> Task instructions
Check each line below for the word "Betriebszustand", and copy those that have it.

[Start of Records provided]

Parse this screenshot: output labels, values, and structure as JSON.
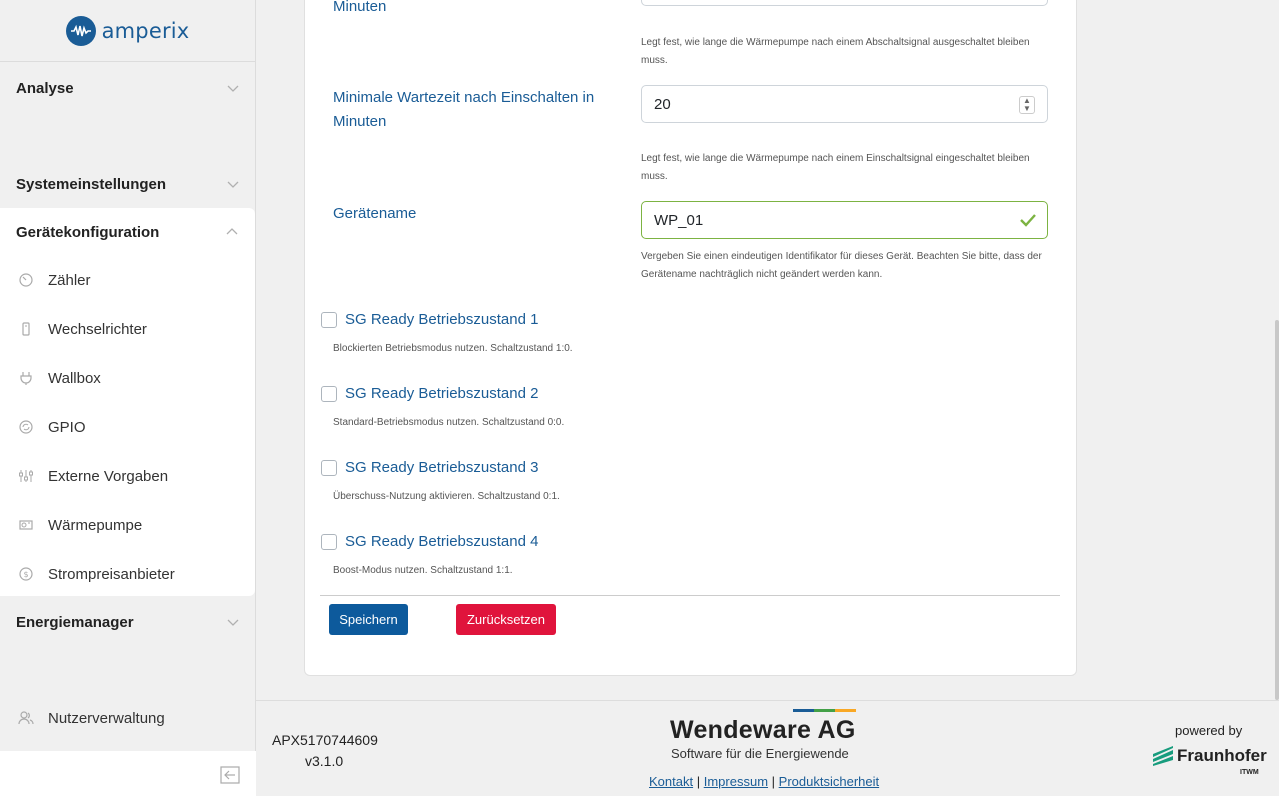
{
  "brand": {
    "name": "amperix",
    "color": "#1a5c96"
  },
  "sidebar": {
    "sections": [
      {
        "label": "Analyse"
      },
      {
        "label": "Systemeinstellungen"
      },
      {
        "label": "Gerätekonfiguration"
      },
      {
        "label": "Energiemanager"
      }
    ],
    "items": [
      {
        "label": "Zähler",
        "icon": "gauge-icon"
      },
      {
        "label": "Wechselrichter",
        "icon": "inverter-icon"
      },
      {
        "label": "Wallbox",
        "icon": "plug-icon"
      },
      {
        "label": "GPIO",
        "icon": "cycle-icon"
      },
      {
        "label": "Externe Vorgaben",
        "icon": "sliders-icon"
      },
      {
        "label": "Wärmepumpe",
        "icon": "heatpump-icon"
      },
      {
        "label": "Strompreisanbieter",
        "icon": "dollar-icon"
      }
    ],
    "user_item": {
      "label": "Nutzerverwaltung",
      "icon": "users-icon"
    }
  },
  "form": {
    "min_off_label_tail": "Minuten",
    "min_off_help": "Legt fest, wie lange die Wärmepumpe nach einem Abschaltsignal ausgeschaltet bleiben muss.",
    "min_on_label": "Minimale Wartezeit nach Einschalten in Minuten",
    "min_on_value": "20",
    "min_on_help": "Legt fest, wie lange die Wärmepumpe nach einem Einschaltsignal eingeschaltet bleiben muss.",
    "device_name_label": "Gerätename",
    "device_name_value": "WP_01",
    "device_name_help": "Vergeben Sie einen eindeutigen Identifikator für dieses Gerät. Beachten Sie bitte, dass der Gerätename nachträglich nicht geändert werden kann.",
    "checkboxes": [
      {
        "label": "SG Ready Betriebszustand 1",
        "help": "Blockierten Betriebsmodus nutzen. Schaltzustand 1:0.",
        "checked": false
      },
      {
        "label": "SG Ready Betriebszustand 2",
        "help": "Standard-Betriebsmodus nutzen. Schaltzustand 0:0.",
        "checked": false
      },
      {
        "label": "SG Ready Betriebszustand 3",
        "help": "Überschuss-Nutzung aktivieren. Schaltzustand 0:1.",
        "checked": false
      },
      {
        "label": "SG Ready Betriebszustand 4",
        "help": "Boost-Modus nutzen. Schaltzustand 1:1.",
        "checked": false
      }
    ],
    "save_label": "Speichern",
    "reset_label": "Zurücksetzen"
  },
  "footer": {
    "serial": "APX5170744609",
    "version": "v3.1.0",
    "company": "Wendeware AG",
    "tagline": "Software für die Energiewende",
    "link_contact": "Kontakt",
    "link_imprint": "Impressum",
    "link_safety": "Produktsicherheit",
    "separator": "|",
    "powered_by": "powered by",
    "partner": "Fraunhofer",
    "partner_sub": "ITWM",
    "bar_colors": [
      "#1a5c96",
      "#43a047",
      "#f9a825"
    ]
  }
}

[End of Records provided]
[Start of Records provided]

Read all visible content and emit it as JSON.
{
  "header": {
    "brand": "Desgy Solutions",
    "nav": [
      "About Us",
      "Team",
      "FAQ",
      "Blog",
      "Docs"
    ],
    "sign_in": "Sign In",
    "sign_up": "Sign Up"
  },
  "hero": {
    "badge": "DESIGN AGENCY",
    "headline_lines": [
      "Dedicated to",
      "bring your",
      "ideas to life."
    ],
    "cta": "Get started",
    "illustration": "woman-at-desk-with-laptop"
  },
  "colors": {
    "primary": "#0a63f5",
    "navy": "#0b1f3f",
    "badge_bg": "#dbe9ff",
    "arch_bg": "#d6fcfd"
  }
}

[End of Records provided]
[Start of Records provided]

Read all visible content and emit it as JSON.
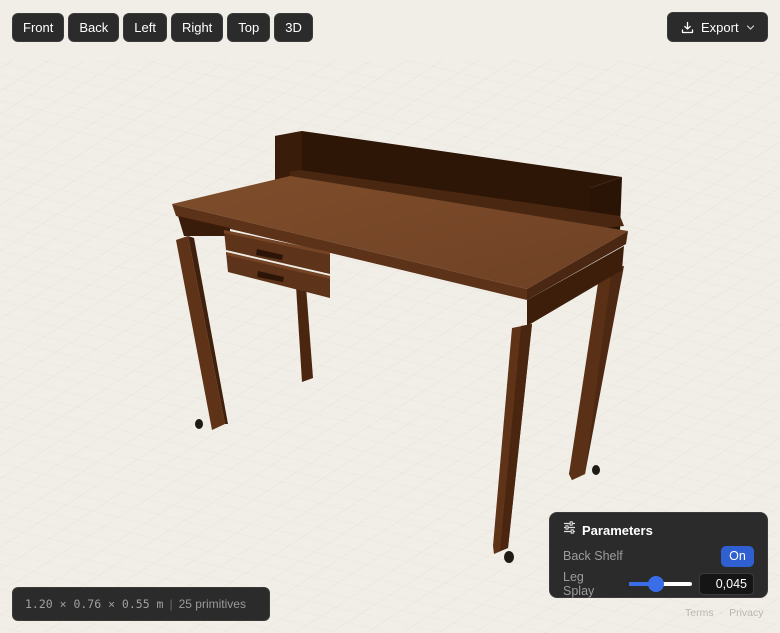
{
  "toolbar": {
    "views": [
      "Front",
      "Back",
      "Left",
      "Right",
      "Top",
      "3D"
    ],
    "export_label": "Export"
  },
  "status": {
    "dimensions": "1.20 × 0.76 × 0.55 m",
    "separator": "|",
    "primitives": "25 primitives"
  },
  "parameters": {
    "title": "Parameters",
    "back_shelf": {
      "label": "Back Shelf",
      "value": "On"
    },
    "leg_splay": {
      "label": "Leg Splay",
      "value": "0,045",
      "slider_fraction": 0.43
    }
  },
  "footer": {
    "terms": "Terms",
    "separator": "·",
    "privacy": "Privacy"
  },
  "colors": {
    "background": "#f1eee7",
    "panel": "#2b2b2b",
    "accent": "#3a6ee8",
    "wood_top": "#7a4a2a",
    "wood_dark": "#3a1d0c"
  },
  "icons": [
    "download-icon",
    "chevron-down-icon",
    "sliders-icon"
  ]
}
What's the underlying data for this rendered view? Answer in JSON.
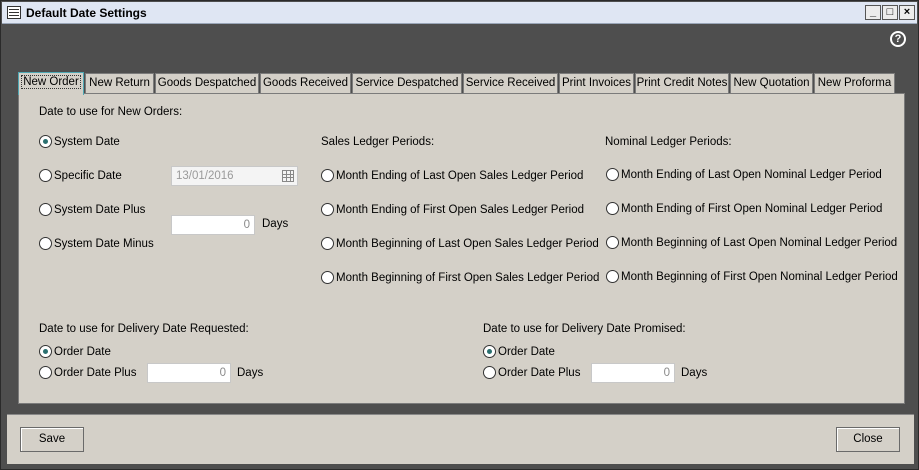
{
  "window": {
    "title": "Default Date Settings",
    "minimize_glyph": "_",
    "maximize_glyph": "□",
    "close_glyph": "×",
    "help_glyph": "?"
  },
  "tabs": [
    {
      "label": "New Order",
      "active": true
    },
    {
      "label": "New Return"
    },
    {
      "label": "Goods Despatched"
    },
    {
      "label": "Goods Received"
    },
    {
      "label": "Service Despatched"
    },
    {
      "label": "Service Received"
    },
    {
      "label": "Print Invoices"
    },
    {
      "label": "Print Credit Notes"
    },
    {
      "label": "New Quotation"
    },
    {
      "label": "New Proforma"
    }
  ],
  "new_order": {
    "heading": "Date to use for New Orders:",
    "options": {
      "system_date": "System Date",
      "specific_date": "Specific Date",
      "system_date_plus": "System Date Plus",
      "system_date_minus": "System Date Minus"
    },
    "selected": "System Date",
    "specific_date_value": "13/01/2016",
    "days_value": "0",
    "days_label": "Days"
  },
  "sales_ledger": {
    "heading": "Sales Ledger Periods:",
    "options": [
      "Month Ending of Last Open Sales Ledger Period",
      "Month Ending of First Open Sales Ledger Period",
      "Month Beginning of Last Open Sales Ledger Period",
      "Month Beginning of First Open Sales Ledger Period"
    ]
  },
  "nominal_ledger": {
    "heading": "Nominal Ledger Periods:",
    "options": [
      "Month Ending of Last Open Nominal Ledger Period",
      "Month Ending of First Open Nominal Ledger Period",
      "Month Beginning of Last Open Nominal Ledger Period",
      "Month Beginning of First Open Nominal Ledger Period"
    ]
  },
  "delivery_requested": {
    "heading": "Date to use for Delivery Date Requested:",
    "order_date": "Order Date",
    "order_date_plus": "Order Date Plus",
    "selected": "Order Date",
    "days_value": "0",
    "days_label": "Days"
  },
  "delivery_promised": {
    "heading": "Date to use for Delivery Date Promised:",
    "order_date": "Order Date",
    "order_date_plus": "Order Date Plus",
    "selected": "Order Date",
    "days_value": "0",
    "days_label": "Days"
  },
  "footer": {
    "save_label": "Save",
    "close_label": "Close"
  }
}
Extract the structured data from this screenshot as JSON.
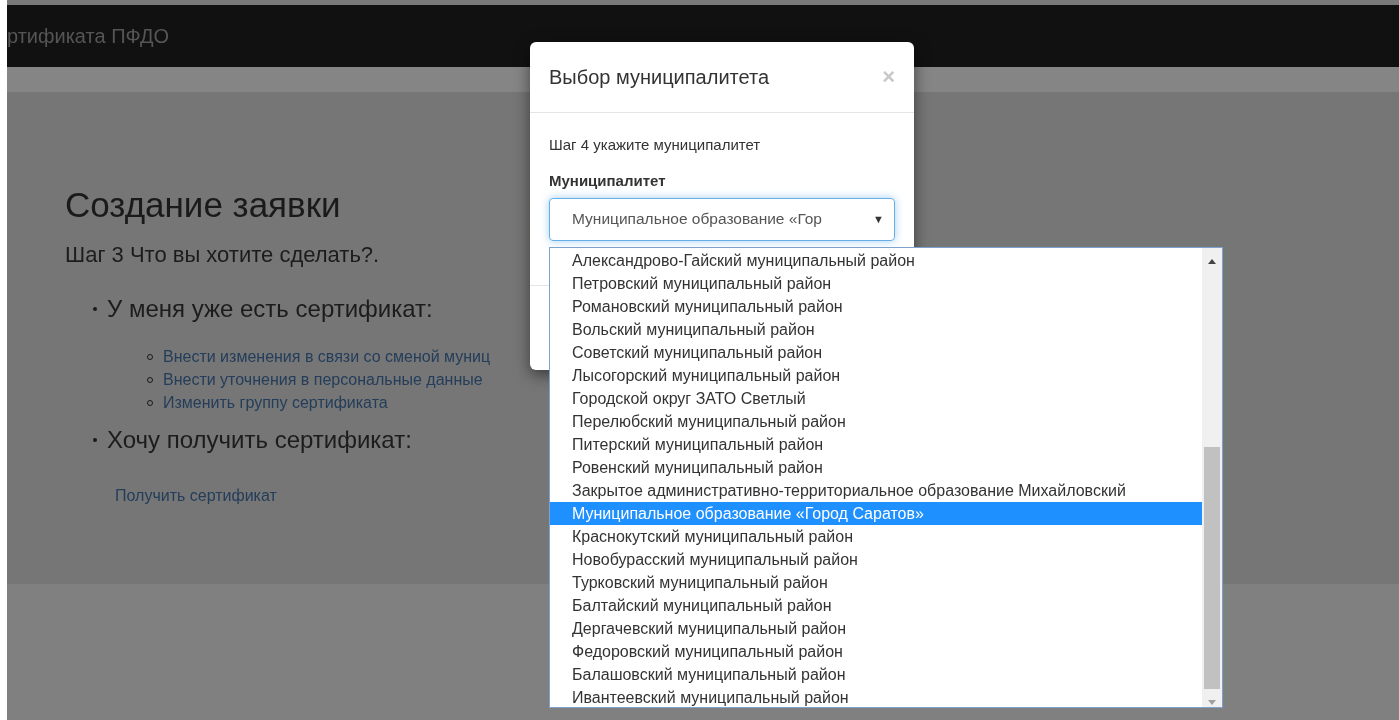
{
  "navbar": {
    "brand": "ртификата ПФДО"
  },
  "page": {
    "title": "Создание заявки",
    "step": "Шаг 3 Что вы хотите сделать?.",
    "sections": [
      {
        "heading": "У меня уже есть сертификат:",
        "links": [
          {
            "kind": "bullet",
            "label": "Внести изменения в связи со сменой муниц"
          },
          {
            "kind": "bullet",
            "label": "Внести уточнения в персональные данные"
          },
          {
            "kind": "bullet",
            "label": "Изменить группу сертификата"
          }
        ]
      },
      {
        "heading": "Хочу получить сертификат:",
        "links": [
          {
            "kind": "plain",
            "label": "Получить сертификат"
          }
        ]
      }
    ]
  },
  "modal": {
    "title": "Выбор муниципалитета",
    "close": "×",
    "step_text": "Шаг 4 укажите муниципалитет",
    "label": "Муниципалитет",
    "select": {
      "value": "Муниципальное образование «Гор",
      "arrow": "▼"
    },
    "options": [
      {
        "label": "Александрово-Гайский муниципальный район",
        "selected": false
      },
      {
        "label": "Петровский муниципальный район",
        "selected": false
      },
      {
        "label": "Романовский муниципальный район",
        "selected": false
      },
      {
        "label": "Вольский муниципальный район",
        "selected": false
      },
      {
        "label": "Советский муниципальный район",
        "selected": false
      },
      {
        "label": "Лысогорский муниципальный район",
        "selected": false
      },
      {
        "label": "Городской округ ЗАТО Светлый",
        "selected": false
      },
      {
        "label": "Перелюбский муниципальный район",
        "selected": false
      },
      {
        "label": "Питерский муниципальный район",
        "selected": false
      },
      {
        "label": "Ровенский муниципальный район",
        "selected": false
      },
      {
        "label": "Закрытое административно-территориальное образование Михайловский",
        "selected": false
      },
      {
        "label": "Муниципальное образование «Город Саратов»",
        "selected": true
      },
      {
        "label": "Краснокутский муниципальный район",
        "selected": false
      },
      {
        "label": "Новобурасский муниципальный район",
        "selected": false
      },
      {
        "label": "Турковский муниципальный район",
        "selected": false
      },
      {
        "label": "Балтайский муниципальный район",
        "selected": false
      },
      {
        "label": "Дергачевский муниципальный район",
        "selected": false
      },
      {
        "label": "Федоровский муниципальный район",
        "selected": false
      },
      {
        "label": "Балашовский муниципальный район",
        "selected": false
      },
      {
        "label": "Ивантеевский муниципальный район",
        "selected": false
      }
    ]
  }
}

[End of Records provided]

> Exercise solution
        "label": "SG Ready Betriebszustand 1",
        "label": "SG Ready Betriebszustand 2",
        "label": "SG Ready Betriebszustand 3",
        "label": "SG Ready Betriebszustand 4",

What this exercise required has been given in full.